**THE EXERCISE:** Go through the listing and copy each line with the string "renewables".

◆ ◆ ◆ ◆

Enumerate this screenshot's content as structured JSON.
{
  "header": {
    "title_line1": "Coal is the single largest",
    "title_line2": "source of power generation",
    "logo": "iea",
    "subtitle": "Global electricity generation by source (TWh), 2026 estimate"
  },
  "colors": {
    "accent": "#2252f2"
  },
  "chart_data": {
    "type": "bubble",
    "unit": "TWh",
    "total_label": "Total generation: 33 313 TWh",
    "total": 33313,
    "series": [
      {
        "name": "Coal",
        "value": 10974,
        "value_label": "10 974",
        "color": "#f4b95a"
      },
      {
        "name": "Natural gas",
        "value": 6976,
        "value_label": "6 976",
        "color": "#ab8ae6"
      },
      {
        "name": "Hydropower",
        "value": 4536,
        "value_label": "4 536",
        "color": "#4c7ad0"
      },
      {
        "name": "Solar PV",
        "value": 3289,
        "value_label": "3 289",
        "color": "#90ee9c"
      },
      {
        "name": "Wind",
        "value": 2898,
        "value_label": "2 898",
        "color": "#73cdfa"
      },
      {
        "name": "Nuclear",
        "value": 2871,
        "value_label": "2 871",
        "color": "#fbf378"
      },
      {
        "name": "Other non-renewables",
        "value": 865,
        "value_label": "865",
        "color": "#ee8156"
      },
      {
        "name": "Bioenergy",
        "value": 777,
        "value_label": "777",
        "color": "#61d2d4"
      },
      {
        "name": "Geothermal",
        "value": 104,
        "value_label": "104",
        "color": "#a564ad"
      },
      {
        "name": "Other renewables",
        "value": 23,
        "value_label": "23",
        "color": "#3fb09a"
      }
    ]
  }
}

◆ ◆ ◆ ◆

**FINISHED TASK:**
        "name": "Other non-renewables",
        "name": "Other renewables",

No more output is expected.